* _Aim of the task_: State how many lines in the listing below include the word "매매가격", and add nothing besides the number.

* _Records_:
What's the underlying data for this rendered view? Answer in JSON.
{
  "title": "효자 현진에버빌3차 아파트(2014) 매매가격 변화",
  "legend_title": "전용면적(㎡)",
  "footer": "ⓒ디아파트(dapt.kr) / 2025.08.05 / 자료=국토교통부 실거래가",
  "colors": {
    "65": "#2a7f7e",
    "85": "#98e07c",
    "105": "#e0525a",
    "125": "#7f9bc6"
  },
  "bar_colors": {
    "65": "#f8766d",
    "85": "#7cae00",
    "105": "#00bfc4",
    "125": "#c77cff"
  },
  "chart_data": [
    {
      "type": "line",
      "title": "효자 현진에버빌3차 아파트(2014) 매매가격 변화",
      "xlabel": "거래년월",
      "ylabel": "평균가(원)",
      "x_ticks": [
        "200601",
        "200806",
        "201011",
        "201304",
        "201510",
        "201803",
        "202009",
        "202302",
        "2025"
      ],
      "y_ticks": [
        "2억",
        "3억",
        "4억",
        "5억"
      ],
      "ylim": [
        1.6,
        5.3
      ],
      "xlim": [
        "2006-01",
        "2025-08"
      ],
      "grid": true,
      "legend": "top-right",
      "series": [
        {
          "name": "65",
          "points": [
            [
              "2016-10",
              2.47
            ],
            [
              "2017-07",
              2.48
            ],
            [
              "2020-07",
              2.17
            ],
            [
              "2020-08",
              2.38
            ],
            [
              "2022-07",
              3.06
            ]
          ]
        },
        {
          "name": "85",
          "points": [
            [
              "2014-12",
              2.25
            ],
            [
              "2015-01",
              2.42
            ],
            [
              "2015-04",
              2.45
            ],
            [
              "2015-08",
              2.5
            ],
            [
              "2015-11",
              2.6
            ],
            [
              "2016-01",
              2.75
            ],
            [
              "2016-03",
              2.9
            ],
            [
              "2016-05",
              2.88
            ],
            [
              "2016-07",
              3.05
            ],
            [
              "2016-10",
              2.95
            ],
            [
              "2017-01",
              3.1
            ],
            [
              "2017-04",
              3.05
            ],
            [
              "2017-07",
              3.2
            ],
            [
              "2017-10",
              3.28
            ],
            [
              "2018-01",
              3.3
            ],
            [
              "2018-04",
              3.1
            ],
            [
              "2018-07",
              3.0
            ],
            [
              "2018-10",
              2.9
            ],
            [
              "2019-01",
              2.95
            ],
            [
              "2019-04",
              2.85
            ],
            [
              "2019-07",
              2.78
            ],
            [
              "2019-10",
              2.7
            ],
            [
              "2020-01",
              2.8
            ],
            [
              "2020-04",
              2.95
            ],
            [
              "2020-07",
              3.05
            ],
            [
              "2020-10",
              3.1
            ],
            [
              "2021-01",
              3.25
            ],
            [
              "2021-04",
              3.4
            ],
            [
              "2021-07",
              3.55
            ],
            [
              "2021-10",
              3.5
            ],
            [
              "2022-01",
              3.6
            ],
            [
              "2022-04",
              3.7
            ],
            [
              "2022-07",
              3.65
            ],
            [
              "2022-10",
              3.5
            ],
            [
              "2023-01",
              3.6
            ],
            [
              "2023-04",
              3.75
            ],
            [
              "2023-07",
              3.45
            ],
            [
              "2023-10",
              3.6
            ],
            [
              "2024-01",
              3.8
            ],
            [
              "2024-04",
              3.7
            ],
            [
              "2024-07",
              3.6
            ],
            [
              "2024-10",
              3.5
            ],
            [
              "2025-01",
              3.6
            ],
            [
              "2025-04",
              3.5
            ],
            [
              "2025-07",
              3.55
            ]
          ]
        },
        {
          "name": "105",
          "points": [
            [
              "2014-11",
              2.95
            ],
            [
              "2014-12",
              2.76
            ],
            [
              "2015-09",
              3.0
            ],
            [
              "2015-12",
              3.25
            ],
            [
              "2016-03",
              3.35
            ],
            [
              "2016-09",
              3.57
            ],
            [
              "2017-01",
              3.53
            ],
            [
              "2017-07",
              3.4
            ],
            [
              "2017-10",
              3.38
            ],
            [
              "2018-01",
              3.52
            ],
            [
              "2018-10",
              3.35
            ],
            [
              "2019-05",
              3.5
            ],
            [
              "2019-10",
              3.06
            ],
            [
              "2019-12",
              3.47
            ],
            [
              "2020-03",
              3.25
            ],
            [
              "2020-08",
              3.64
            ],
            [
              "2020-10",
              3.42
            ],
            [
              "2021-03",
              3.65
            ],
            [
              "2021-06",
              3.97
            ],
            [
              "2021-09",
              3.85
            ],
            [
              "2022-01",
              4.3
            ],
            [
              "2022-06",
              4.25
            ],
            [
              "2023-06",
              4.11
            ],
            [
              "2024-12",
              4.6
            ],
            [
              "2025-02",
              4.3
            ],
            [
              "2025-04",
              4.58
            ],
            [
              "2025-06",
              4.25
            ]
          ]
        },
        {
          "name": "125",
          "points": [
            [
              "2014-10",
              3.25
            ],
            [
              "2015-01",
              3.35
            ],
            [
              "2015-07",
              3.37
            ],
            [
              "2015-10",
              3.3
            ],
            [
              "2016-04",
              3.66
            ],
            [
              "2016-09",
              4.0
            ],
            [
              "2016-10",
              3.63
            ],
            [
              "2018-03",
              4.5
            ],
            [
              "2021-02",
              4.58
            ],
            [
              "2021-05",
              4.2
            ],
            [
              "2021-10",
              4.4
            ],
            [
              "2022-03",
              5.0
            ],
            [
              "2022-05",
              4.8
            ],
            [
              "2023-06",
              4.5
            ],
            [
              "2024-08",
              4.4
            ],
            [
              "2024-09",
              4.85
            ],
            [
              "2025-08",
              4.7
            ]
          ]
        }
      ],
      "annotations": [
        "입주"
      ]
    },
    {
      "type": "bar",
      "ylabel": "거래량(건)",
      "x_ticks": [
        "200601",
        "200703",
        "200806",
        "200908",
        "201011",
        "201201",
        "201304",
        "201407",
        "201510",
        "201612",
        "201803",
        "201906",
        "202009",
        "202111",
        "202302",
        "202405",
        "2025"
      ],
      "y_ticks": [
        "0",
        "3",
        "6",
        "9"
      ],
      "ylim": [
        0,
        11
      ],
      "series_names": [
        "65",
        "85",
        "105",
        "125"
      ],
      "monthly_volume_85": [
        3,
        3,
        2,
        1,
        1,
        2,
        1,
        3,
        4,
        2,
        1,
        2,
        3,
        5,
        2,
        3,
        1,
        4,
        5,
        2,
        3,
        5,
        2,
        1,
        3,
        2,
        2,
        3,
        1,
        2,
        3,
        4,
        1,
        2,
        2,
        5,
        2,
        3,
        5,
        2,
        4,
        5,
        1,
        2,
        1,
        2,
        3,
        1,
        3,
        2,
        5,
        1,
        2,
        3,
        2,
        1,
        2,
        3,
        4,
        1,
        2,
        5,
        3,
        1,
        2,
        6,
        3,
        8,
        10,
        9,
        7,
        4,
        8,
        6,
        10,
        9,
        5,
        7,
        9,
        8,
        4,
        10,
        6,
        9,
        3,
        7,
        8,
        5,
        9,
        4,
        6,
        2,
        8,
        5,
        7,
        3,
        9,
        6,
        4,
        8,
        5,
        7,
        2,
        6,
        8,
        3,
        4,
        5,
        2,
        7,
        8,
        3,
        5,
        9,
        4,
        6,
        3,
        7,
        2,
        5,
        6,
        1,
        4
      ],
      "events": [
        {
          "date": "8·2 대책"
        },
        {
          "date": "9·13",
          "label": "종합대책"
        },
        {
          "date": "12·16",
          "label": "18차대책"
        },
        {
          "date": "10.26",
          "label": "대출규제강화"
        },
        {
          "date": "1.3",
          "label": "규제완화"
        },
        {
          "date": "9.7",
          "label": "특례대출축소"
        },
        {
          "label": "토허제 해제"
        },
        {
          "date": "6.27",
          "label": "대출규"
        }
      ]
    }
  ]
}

* _Output for this exercise_: 2